目的:
LRTについての抜粋を、最後の文の後から書き継いでください。

抜粋:
投稿者---打越健太郎氏 (2000/10/09(月) 03:33)

どうも、打越健太郎です。さて、今回もLRTのお話をさせて頂きたく存じます。
わが国ではLRTといえば、「路面電車の改良形」という感覚で受け止められていますね。別に間違っているとは思いませんが、大量・高速輸送が出来る簡便な鉄道、というほうが、「高架も地下も、専用軌道も高速で走れる」という本質を捉えているでしょう。ですから、既存の路面電車をLRTに改良するのは勿論、賛成ですが、それよりも僕としては、今後のLRTを考える際には、東京の地下鉄を参考にしたほうが良いかと思います。

データ部分:
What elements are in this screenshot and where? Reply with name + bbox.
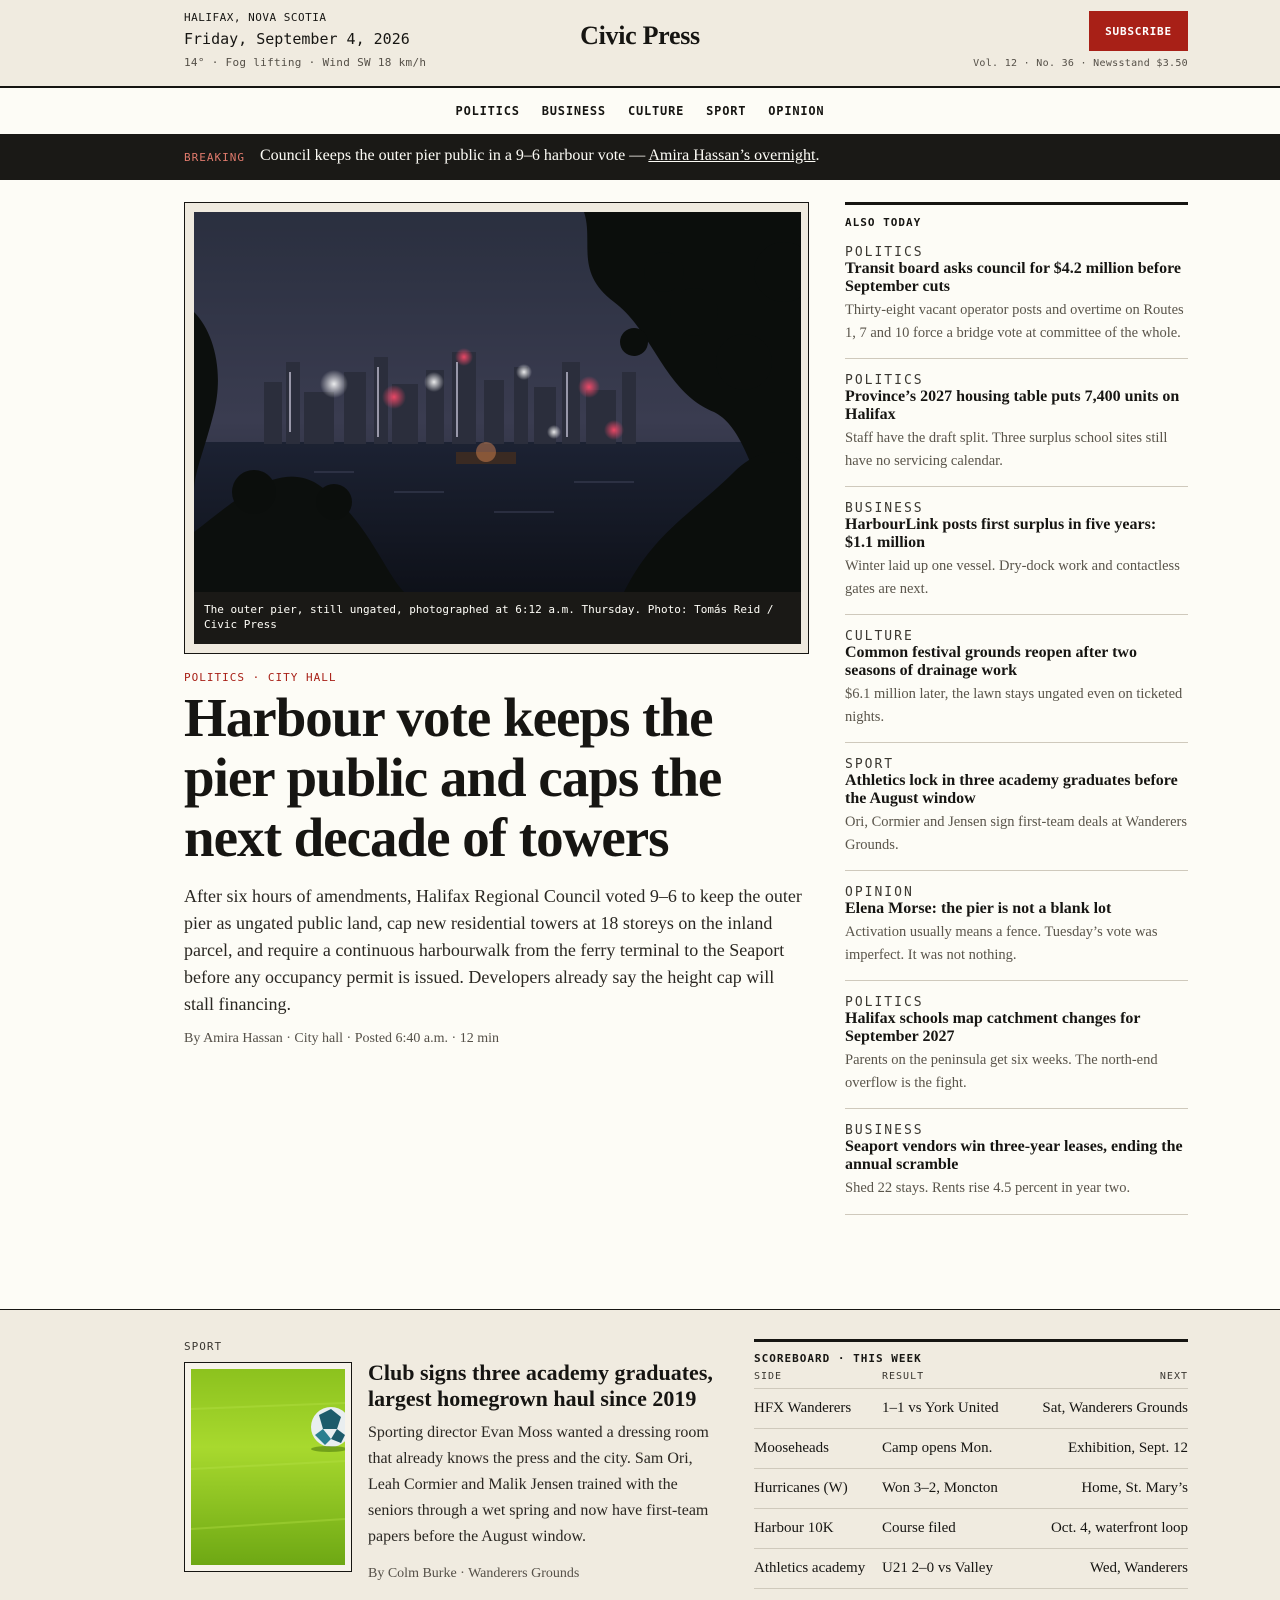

出力:
東京に御住まいの方は忘れ勝ちですが、本来、郊外鉄道と地下鉄とは全く別物です。前者は郊外から都心の外縁部まで、後者は都市内の交通手段です(大阪では今でもそうですね)。地下鉄を郊外鉄道の規格で建設し、相互直通を行った東京のあり方は、実は世界的に見ても稀なんですね。この相互直通、まさにシームレス化の魁であり、今日、東京が公共交通主体の都市になったのは、この英断の賜物とも言えましょう。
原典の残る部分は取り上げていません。